Aim → Where does the string "Give" appear in the records? Copy every line that contains it.

[Excerpts from a figure dataset]
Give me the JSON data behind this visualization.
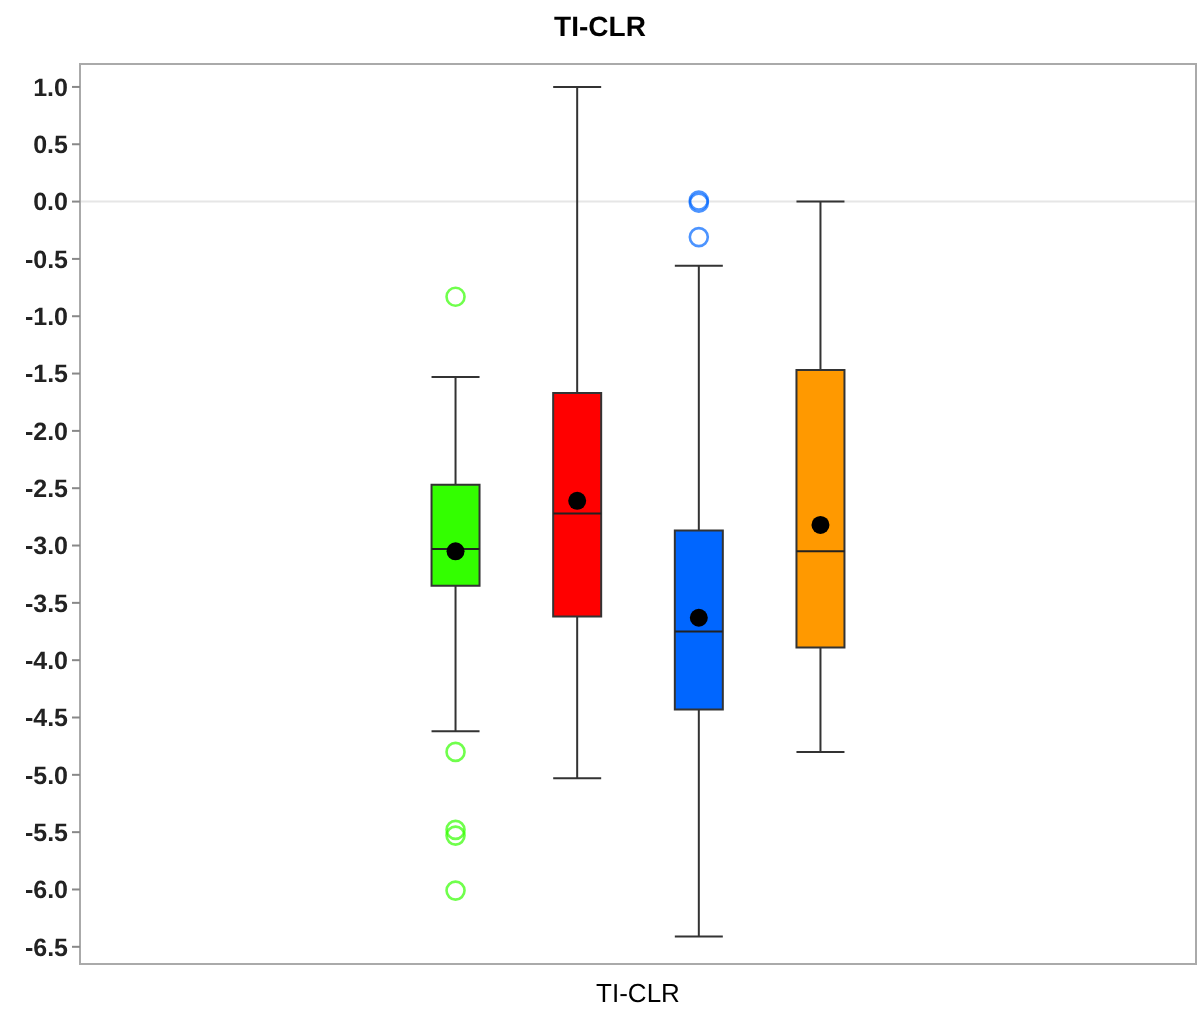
{
  "chart_data": {
    "type": "box",
    "title": "TI-CLR",
    "categories": [
      "TI-CLR"
    ],
    "ylim": [
      -6.65,
      1.2
    ],
    "yticks": [
      {
        "value": 1,
        "label": "1.0"
      },
      0.5,
      {
        "value": 0,
        "label": "0.0"
      },
      -0.5,
      {
        "value": -1,
        "label": "-1.0"
      },
      -1.5,
      {
        "value": -2,
        "label": "-2.0"
      },
      -2.5,
      {
        "value": -3,
        "label": "-3.0"
      },
      -3.5,
      {
        "value": -4,
        "label": "-4.0"
      },
      -4.5,
      {
        "value": -5,
        "label": "-5.0"
      },
      -5.5,
      {
        "value": -6,
        "label": "-6.0"
      },
      -6.5
    ],
    "grid": false,
    "ref_lines": [
      {
        "axis": "y",
        "value": 0,
        "color": "#e6e6e6"
      }
    ],
    "series": [
      {
        "color": "#33ff00",
        "boxes": [
          {
            "low": -4.62,
            "q1": -3.35,
            "median": -3.03,
            "q3": -2.47,
            "high": -1.53,
            "mean": -3.05,
            "outliers": [
              -0.83,
              -4.8,
              -5.48,
              -5.53,
              -6.01
            ]
          }
        ]
      },
      {
        "color": "#ff0000",
        "boxes": [
          {
            "low": -5.03,
            "q1": -3.62,
            "median": -2.72,
            "q3": -1.67,
            "high": 1.0,
            "mean": -2.61
          }
        ]
      },
      {
        "color": "#0066ff",
        "boxes": [
          {
            "low": -6.41,
            "q1": -4.43,
            "median": -3.75,
            "q3": -2.87,
            "high": -0.56,
            "mean": -3.63,
            "outliers": [
              0.01,
              -0.01,
              -0.31
            ]
          }
        ]
      },
      {
        "color": "#ff9900",
        "boxes": [
          {
            "low": -4.8,
            "q1": -3.89,
            "median": -3.05,
            "q3": -1.47,
            "high": 0.0,
            "mean": -2.82
          }
        ]
      }
    ]
  }
}
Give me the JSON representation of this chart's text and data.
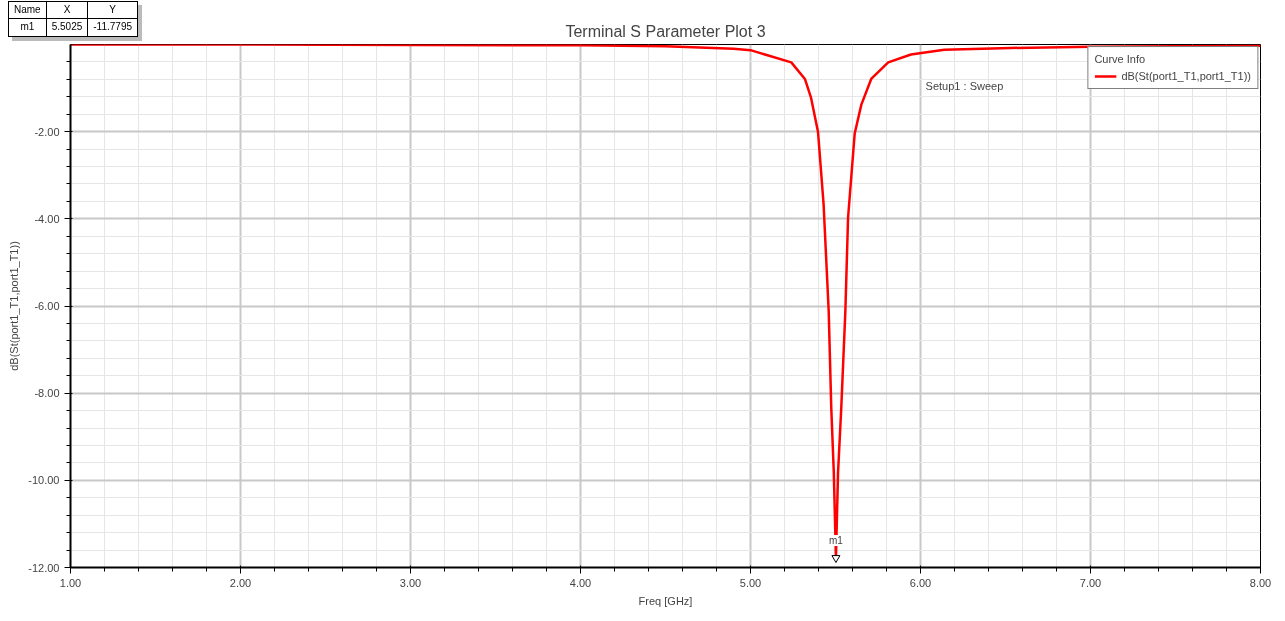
{
  "chart_data": {
    "type": "line",
    "title": "Terminal S Parameter Plot 3",
    "xlabel": "Freq [GHz]",
    "ylabel": "dB(St(port1_T1,port1_T1))",
    "legend_title": "Curve Info",
    "legend": "top right",
    "grid": true,
    "marker": "none",
    "line_style": "solid",
    "xlim": [
      1,
      8
    ],
    "ylim": [
      -12,
      0
    ],
    "xticks": [
      {
        "value": 1,
        "label": "1.00"
      },
      {
        "value": 2,
        "label": "2.00"
      },
      {
        "value": 3,
        "label": "3.00"
      },
      {
        "value": 4,
        "label": "4.00"
      },
      {
        "value": 5,
        "label": "5.00"
      },
      {
        "value": 6,
        "label": "6.00"
      },
      {
        "value": 7,
        "label": "7.00"
      },
      {
        "value": 8,
        "label": "8.00"
      }
    ],
    "yticks": [
      {
        "value": -12,
        "label": "-12.00"
      },
      {
        "value": -10,
        "label": "-10.00"
      },
      {
        "value": -8,
        "label": "-8.00"
      },
      {
        "value": -6,
        "label": "-6.00"
      },
      {
        "value": -4,
        "label": "-4.00"
      },
      {
        "value": -2,
        "label": "-2.00"
      }
    ],
    "series": [
      {
        "name": "dB(St(port1_T1,port1_T1))",
        "color": "#ff0000",
        "x": [
          1.0,
          2.0,
          3.0,
          4.0,
          4.5,
          4.9,
          5.0,
          5.24,
          5.32,
          5.356,
          5.397,
          5.43,
          5.46,
          5.475,
          5.49,
          5.5025,
          5.515,
          5.534,
          5.558,
          5.574,
          5.613,
          5.652,
          5.71,
          5.81,
          5.944,
          6.14,
          6.53,
          7.0,
          8.0
        ],
        "values": [
          0,
          0,
          -0.01,
          -0.02,
          -0.04,
          -0.1,
          -0.13,
          -0.41,
          -0.79,
          -1.22,
          -2.0,
          -3.67,
          -6.12,
          -8.33,
          -9.82,
          -11.78,
          -9.82,
          -8.33,
          -6.12,
          -3.97,
          -2.04,
          -1.38,
          -0.79,
          -0.41,
          -0.23,
          -0.12,
          -0.08,
          -0.05,
          -0.03
        ]
      }
    ],
    "annotations": [
      "Name",
      "X",
      "Y",
      "m1",
      "5.5025",
      "-11.7795",
      "Setup1 : Sweep",
      {
        "text": "m1",
        "x": 5.5025,
        "y": -11.7795
      }
    ]
  }
}
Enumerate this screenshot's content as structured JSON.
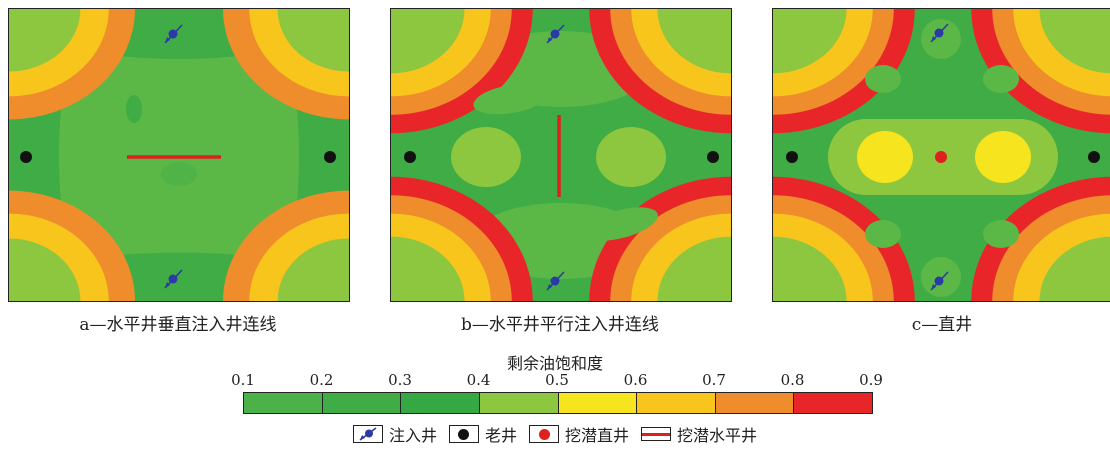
{
  "panels": [
    {
      "id": "a",
      "caption": "a—水平井垂直注入井连线"
    },
    {
      "id": "b",
      "caption": "b—水平井平行注入井连线"
    },
    {
      "id": "c",
      "caption": "c—直井"
    }
  ],
  "colorbar": {
    "title": "剩余油饱和度",
    "ticks": [
      "0.1",
      "0.2",
      "0.3",
      "0.4",
      "0.5",
      "0.6",
      "0.7",
      "0.8",
      "0.9"
    ],
    "colors": [
      "#4cb148",
      "#3fac45",
      "#35a843",
      "#8dc63f",
      "#f5e41e",
      "#f7c51c",
      "#ef8c2c",
      "#e8262a"
    ]
  },
  "legend": {
    "injection_well": "注入井",
    "old_well": "老井",
    "potential_vertical_well": "挖潜直井",
    "potential_horizontal_well": "挖潜水平井",
    "colors": {
      "injection": "#2b3aa6",
      "old": "#111111",
      "potential": "#e0201e"
    }
  }
}
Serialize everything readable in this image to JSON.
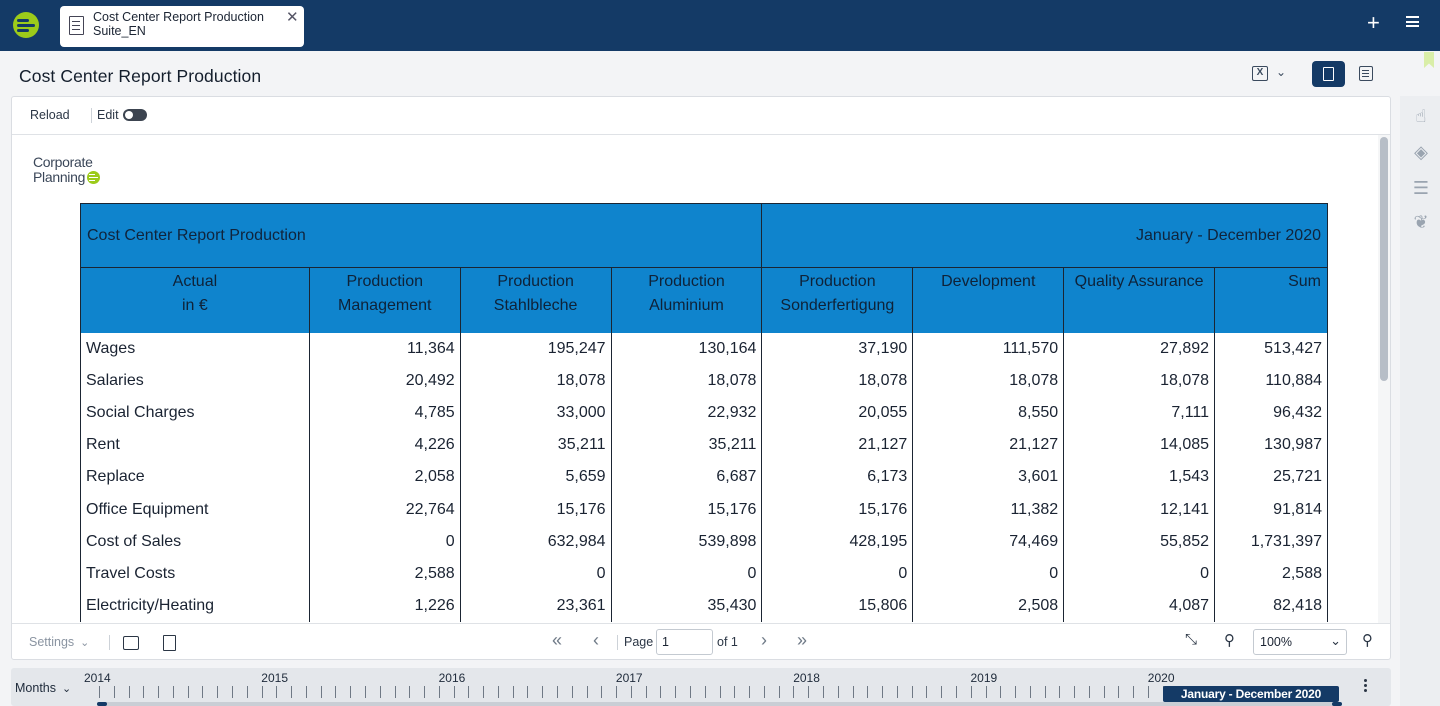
{
  "app": {
    "tab_title": "Cost Center Report Production Suite_EN",
    "tab_close": "✕",
    "add_label": "+",
    "page_title": "Cost Center Report Production"
  },
  "toolbar": {
    "reload": "Reload",
    "edit": "Edit"
  },
  "logo": {
    "line1": "Corporate",
    "line2": "Planning"
  },
  "report": {
    "title": "Cost Center Report Production",
    "period": "January - December 2020",
    "columns": [
      {
        "line1": "Actual",
        "line2": "in €"
      },
      {
        "line1": "Production",
        "line2": "Management"
      },
      {
        "line1": "Production",
        "line2": "Stahlbleche"
      },
      {
        "line1": "Production",
        "line2": "Aluminium"
      },
      {
        "line1": "Production",
        "line2": "Sonderfertigung"
      },
      {
        "line1": "Development",
        "line2": ""
      },
      {
        "line1": "Quality Assurance",
        "line2": ""
      },
      {
        "line1": "Sum",
        "line2": ""
      }
    ],
    "rows": [
      {
        "label": "Wages",
        "values": [
          "11,364",
          "195,247",
          "130,164",
          "37,190",
          "111,570",
          "27,892",
          "513,427"
        ]
      },
      {
        "label": "Salaries",
        "values": [
          "20,492",
          "18,078",
          "18,078",
          "18,078",
          "18,078",
          "18,078",
          "110,884"
        ]
      },
      {
        "label": "Social Charges",
        "values": [
          "4,785",
          "33,000",
          "22,932",
          "20,055",
          "8,550",
          "7,111",
          "96,432"
        ]
      },
      {
        "label": "Rent",
        "values": [
          "4,226",
          "35,211",
          "35,211",
          "21,127",
          "21,127",
          "14,085",
          "130,987"
        ]
      },
      {
        "label": "Replace",
        "values": [
          "2,058",
          "5,659",
          "6,687",
          "6,173",
          "3,601",
          "1,543",
          "25,721"
        ]
      },
      {
        "label": "Office Equipment",
        "values": [
          "22,764",
          "15,176",
          "15,176",
          "15,176",
          "11,382",
          "12,141",
          "91,814"
        ]
      },
      {
        "label": "Cost of Sales",
        "values": [
          "0",
          "632,984",
          "539,898",
          "428,195",
          "74,469",
          "55,852",
          "1,731,397"
        ]
      },
      {
        "label": "Travel Costs",
        "values": [
          "2,588",
          "0",
          "0",
          "0",
          "0",
          "0",
          "2,588"
        ]
      },
      {
        "label": "Electricity/Heating",
        "values": [
          "1,226",
          "23,361",
          "35,430",
          "15,806",
          "2,508",
          "4,087",
          "82,418"
        ]
      }
    ]
  },
  "bottombar": {
    "settings": "Settings",
    "page_label": "Page",
    "page_value": "1",
    "of_label": "of 1",
    "zoom": "100%"
  },
  "timeline": {
    "granularity": "Months",
    "years": [
      "2014",
      "2015",
      "2016",
      "2017",
      "2018",
      "2019",
      "2020"
    ],
    "range_label": "January - December 2020"
  },
  "colors": {
    "header_blue": "#0f84cd",
    "navy": "#143a66",
    "brand_green": "#9ccb1a"
  }
}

Finished task →
Give me the JSON data behind this visualization.
Give me the JSON representation of this chart's text and data.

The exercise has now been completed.